──────── DATASET ENTRIES
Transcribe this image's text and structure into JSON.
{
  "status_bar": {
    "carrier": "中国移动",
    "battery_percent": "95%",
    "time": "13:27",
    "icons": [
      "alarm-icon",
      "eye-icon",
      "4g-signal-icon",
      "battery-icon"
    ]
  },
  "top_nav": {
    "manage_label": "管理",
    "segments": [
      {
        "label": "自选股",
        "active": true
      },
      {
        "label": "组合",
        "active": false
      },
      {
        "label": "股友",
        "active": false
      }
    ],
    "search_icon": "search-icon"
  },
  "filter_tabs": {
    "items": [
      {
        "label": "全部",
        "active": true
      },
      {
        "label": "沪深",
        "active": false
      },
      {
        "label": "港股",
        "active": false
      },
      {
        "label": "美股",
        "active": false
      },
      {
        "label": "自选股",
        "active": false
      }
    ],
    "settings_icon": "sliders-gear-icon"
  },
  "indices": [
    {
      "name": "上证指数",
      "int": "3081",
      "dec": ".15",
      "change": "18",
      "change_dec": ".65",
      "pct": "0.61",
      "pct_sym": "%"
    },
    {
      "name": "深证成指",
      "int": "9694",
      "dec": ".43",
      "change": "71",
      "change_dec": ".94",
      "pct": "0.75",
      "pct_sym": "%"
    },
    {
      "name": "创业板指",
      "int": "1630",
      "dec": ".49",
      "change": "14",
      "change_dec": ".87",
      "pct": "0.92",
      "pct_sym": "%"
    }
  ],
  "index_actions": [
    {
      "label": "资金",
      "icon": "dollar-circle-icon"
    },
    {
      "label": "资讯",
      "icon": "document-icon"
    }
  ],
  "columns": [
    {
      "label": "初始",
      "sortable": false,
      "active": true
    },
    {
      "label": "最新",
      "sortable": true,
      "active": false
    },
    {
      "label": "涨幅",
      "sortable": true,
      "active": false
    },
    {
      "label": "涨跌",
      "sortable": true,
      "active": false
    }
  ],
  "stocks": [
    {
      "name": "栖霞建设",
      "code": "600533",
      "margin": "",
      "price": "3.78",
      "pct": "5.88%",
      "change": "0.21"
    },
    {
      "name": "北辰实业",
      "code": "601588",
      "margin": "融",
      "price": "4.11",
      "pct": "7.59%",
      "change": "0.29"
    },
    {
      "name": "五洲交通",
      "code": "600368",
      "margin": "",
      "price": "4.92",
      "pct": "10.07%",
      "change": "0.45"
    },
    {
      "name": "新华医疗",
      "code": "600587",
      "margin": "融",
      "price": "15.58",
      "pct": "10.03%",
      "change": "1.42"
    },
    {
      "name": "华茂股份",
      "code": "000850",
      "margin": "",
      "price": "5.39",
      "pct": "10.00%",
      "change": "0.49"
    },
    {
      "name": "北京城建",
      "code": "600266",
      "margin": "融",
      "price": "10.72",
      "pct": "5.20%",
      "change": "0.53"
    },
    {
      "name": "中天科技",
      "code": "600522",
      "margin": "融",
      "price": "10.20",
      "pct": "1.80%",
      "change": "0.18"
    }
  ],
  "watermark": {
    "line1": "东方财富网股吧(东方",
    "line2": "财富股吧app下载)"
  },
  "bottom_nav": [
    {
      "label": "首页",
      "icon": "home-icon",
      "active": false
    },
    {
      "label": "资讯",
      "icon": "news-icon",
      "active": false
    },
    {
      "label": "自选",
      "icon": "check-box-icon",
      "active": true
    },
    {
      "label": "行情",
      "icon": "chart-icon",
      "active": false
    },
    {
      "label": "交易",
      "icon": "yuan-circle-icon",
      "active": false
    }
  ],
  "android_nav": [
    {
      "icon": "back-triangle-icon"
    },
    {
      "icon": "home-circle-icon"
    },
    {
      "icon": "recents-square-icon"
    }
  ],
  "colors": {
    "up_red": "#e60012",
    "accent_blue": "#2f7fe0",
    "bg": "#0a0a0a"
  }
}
────────────────
## DESCRIPTION OF THE TASK
Word for word, restate all of the data shown above.

## TASK RESPONSE
Transcribe this image's text and structure into JSON.
{
  "status_bar": {
    "carrier": "中国移动",
    "battery_percent": "95%",
    "time": "13:27",
    "icons": [
      "alarm-icon",
      "eye-icon",
      "4g-signal-icon",
      "battery-icon"
    ]
  },
  "top_nav": {
    "manage_label": "管理",
    "segments": [
      {
        "label": "自选股",
        "active": true
      },
      {
        "label": "组合",
        "active": false
      },
      {
        "label": "股友",
        "active": false
      }
    ],
    "search_icon": "search-icon"
  },
  "filter_tabs": {
    "items": [
      {
        "label": "全部",
        "active": true
      },
      {
        "label": "沪深",
        "active": false
      },
      {
        "label": "港股",
        "active": false
      },
      {
        "label": "美股",
        "active": false
      },
      {
        "label": "自选股",
        "active": false
      }
    ],
    "settings_icon": "sliders-gear-icon"
  },
  "indices": [
    {
      "name": "上证指数",
      "int": "3081",
      "dec": ".15",
      "change": "18",
      "change_dec": ".65",
      "pct": "0.61",
      "pct_sym": "%"
    },
    {
      "name": "深证成指",
      "int": "9694",
      "dec": ".43",
      "change": "71",
      "change_dec": ".94",
      "pct": "0.75",
      "pct_sym": "%"
    },
    {
      "name": "创业板指",
      "int": "1630",
      "dec": ".49",
      "change": "14",
      "change_dec": ".87",
      "pct": "0.92",
      "pct_sym": "%"
    }
  ],
  "index_actions": [
    {
      "label": "资金",
      "icon": "dollar-circle-icon"
    },
    {
      "label": "资讯",
      "icon": "document-icon"
    }
  ],
  "columns": [
    {
      "label": "初始",
      "sortable": false,
      "active": true
    },
    {
      "label": "最新",
      "sortable": true,
      "active": false
    },
    {
      "label": "涨幅",
      "sortable": true,
      "active": false
    },
    {
      "label": "涨跌",
      "sortable": true,
      "active": false
    }
  ],
  "stocks": [
    {
      "name": "栖霞建设",
      "code": "600533",
      "margin": "",
      "price": "3.78",
      "pct": "5.88%",
      "change": "0.21"
    },
    {
      "name": "北辰实业",
      "code": "601588",
      "margin": "融",
      "price": "4.11",
      "pct": "7.59%",
      "change": "0.29"
    },
    {
      "name": "五洲交通",
      "code": "600368",
      "margin": "",
      "price": "4.92",
      "pct": "10.07%",
      "change": "0.45"
    },
    {
      "name": "新华医疗",
      "code": "600587",
      "margin": "融",
      "price": "15.58",
      "pct": "10.03%",
      "change": "1.42"
    },
    {
      "name": "华茂股份",
      "code": "000850",
      "margin": "",
      "price": "5.39",
      "pct": "10.00%",
      "change": "0.49"
    },
    {
      "name": "北京城建",
      "code": "600266",
      "margin": "融",
      "price": "10.72",
      "pct": "5.20%",
      "change": "0.53"
    },
    {
      "name": "中天科技",
      "code": "600522",
      "margin": "融",
      "price": "10.20",
      "pct": "1.80%",
      "change": "0.18"
    }
  ],
  "watermark": {
    "line1": "东方财富网股吧(东方",
    "line2": "财富股吧app下载)"
  },
  "bottom_nav": [
    {
      "label": "首页",
      "icon": "home-icon",
      "active": false
    },
    {
      "label": "资讯",
      "icon": "news-icon",
      "active": false
    },
    {
      "label": "自选",
      "icon": "check-box-icon",
      "active": true
    },
    {
      "label": "行情",
      "icon": "chart-icon",
      "active": false
    },
    {
      "label": "交易",
      "icon": "yuan-circle-icon",
      "active": false
    }
  ],
  "android_nav": [
    {
      "icon": "back-triangle-icon"
    },
    {
      "icon": "home-circle-icon"
    },
    {
      "icon": "recents-square-icon"
    }
  ],
  "colors": {
    "up_red": "#e60012",
    "accent_blue": "#2f7fe0",
    "bg": "#0a0a0a"
  }
}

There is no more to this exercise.